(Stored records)
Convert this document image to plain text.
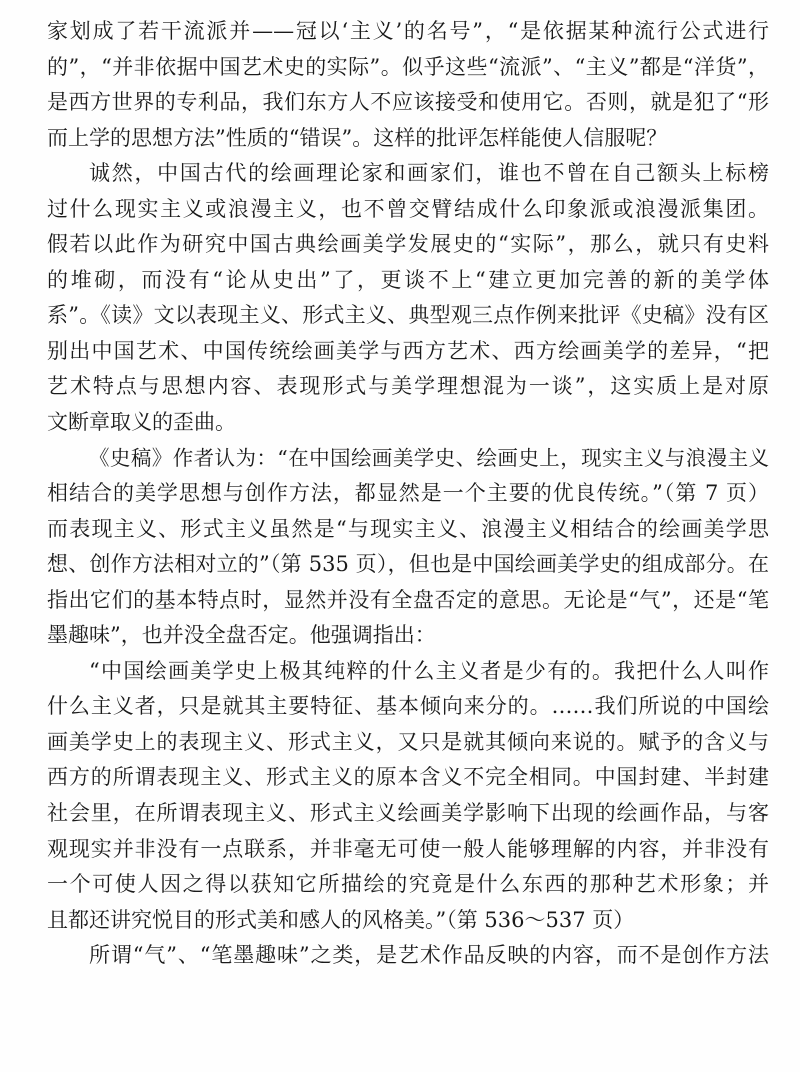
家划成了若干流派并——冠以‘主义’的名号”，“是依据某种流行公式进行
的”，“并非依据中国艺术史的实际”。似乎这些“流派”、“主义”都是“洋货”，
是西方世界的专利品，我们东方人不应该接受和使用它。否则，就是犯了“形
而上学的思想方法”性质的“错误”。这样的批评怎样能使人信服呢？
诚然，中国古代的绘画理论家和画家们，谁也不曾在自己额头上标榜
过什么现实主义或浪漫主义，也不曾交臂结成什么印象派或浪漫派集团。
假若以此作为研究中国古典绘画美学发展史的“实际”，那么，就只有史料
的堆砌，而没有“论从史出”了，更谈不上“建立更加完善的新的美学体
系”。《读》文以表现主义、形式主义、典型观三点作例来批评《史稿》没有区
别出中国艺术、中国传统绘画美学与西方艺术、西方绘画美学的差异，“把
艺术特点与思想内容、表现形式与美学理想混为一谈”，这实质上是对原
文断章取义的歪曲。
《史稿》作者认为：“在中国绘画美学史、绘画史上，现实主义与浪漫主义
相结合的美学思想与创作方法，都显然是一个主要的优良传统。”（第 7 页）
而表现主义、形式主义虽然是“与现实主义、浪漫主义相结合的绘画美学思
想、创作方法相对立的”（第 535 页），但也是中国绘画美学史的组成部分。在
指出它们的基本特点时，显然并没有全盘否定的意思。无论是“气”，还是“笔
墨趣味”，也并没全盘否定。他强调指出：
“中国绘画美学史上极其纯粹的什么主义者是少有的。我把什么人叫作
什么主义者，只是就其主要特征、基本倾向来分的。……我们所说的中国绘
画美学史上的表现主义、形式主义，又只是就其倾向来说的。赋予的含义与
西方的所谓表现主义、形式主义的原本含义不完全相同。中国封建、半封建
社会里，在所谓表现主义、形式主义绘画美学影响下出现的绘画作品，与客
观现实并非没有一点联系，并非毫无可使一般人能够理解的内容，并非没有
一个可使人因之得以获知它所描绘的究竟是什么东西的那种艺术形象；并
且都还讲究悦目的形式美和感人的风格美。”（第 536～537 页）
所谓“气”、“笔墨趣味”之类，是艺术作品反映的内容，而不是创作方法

_Exercise goal_. Except for the pictures, copy the material above exactly.

_The reply_.
Convert this document image to plain text.
家划成了若干流派并——冠以‘主义’的名号”，“是依据某种流行公式进行
的”，“并非依据中国艺术史的实际”。似乎这些“流派”、“主义”都是“洋货”，
是西方世界的专利品，我们东方人不应该接受和使用它。否则，就是犯了“形
而上学的思想方法”性质的“错误”。这样的批评怎样能使人信服呢？
诚然，中国古代的绘画理论家和画家们，谁也不曾在自己额头上标榜
过什么现实主义或浪漫主义，也不曾交臂结成什么印象派或浪漫派集团。
假若以此作为研究中国古典绘画美学发展史的“实际”，那么，就只有史料
的堆砌，而没有“论从史出”了，更谈不上“建立更加完善的新的美学体
系”。《读》文以表现主义、形式主义、典型观三点作例来批评《史稿》没有区
别出中国艺术、中国传统绘画美学与西方艺术、西方绘画美学的差异，“把
艺术特点与思想内容、表现形式与美学理想混为一谈”，这实质上是对原
文断章取义的歪曲。
《史稿》作者认为：“在中国绘画美学史、绘画史上，现实主义与浪漫主义
相结合的美学思想与创作方法，都显然是一个主要的优良传统。”（第 7 页）
而表现主义、形式主义虽然是“与现实主义、浪漫主义相结合的绘画美学思
想、创作方法相对立的”（第 535 页），但也是中国绘画美学史的组成部分。在
指出它们的基本特点时，显然并没有全盘否定的意思。无论是“气”，还是“笔
墨趣味”，也并没全盘否定。他强调指出：
“中国绘画美学史上极其纯粹的什么主义者是少有的。我把什么人叫作
什么主义者，只是就其主要特征、基本倾向来分的。……我们所说的中国绘
画美学史上的表现主义、形式主义，又只是就其倾向来说的。赋予的含义与
西方的所谓表现主义、形式主义的原本含义不完全相同。中国封建、半封建
社会里，在所谓表现主义、形式主义绘画美学影响下出现的绘画作品，与客
观现实并非没有一点联系，并非毫无可使一般人能够理解的内容，并非没有
一个可使人因之得以获知它所描绘的究竟是什么东西的那种艺术形象；并
且都还讲究悦目的形式美和感人的风格美。”（第 536～537 页）
所谓“气”、“笔墨趣味”之类，是艺术作品反映的内容，而不是创作方法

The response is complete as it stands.